◆ Stated exercise: Work through the data line by line, gathering every line that has the word "this".

◆ Dataset extract:
◆ ◆ ◆

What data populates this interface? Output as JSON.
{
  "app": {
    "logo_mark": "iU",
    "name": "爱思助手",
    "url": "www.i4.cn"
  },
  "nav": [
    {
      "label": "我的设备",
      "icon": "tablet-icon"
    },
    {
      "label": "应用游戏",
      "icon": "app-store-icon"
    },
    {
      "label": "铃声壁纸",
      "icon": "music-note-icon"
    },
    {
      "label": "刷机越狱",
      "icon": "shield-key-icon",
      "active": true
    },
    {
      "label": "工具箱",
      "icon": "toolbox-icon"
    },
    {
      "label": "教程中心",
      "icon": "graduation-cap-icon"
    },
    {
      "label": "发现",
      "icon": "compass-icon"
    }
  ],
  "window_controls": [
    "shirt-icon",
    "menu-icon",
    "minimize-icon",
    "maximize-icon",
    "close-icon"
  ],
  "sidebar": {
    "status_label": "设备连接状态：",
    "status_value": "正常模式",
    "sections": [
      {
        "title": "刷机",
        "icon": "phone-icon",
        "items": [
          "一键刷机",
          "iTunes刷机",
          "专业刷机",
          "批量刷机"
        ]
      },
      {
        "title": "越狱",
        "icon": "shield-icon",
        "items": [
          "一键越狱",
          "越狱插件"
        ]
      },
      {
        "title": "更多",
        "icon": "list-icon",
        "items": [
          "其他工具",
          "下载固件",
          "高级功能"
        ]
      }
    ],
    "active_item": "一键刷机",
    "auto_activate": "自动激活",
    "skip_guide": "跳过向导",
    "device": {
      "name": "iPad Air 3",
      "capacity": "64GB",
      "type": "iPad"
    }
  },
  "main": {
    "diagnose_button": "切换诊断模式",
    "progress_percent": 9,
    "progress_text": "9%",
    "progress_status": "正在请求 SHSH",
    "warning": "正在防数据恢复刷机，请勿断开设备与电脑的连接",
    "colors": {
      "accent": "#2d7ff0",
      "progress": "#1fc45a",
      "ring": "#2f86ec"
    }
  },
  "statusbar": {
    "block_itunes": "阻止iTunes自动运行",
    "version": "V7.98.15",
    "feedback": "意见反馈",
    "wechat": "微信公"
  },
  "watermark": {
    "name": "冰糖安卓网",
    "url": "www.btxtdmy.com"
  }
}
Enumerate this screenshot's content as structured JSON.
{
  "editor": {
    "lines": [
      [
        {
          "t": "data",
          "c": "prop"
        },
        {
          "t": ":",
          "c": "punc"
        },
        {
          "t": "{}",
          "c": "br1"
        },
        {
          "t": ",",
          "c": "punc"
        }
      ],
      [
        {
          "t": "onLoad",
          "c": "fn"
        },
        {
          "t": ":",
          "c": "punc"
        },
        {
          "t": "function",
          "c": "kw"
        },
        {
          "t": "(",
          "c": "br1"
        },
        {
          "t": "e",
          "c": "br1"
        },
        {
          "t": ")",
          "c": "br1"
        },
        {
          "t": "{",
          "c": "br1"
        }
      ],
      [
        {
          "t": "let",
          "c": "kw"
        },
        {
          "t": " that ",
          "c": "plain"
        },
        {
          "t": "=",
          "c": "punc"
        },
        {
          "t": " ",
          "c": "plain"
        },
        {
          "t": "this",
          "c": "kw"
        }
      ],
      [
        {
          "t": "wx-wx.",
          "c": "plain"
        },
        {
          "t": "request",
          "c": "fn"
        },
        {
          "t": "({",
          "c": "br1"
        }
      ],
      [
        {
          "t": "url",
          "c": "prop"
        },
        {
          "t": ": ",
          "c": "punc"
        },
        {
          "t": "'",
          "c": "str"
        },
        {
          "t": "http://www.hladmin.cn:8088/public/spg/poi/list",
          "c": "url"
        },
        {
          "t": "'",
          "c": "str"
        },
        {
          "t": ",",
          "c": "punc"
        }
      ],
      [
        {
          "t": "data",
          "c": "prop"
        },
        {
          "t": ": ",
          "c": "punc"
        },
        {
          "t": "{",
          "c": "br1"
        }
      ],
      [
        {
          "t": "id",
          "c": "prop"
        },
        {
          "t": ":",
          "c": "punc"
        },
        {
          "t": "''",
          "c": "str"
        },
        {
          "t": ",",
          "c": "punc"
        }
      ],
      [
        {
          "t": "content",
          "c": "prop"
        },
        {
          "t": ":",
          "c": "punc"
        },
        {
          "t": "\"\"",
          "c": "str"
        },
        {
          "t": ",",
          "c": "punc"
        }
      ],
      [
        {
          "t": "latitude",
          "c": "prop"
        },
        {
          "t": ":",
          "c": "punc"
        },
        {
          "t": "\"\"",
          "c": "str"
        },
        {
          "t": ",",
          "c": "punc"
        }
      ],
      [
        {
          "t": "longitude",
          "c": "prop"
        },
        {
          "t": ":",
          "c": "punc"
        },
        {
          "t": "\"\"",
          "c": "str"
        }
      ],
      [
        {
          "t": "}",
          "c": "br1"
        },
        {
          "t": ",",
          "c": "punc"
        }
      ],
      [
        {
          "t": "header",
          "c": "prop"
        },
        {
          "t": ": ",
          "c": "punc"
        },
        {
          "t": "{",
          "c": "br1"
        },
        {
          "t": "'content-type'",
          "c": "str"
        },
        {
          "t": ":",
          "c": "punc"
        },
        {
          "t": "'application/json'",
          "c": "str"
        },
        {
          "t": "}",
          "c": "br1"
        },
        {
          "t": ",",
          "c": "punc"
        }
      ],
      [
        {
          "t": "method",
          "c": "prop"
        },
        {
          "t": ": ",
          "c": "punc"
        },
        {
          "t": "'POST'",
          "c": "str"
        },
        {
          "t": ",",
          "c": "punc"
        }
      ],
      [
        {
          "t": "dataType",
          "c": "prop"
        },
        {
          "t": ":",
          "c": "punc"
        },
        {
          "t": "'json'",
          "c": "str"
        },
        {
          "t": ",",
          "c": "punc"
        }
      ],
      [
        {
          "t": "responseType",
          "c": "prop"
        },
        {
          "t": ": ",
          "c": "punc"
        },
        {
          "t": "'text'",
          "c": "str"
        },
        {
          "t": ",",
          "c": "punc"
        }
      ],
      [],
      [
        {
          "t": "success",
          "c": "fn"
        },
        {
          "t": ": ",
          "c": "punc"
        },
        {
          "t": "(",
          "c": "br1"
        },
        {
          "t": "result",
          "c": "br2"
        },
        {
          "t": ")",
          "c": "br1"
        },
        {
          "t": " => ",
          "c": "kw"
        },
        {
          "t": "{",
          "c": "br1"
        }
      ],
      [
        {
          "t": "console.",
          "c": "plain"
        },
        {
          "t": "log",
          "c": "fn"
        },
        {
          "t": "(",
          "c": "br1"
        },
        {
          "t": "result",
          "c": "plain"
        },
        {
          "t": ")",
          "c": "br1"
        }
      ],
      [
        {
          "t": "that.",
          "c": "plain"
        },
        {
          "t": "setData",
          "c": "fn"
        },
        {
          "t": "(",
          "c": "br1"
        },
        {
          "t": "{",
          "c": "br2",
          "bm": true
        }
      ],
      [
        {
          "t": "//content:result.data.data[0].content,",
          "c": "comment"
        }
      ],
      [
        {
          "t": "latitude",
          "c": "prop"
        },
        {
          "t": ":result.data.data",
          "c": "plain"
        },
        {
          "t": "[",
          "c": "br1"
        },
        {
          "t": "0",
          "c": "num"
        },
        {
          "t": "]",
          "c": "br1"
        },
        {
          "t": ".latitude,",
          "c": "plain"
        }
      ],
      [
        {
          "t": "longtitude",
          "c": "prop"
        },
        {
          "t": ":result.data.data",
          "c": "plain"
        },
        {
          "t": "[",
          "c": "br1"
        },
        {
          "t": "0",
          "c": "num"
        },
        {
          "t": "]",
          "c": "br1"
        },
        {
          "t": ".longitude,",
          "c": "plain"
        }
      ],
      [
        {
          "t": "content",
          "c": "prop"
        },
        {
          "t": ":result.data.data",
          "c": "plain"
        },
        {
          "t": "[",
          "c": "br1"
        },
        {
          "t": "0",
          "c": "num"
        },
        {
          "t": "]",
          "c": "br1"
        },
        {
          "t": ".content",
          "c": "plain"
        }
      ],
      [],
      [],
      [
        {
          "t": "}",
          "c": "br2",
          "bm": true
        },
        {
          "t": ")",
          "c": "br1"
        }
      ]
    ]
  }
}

◆ ◆ ◆

◆ Task response:
What data populates this interface? Output as JSON.
Enumerate this screenshot's content as structured JSON.
          "t": "this",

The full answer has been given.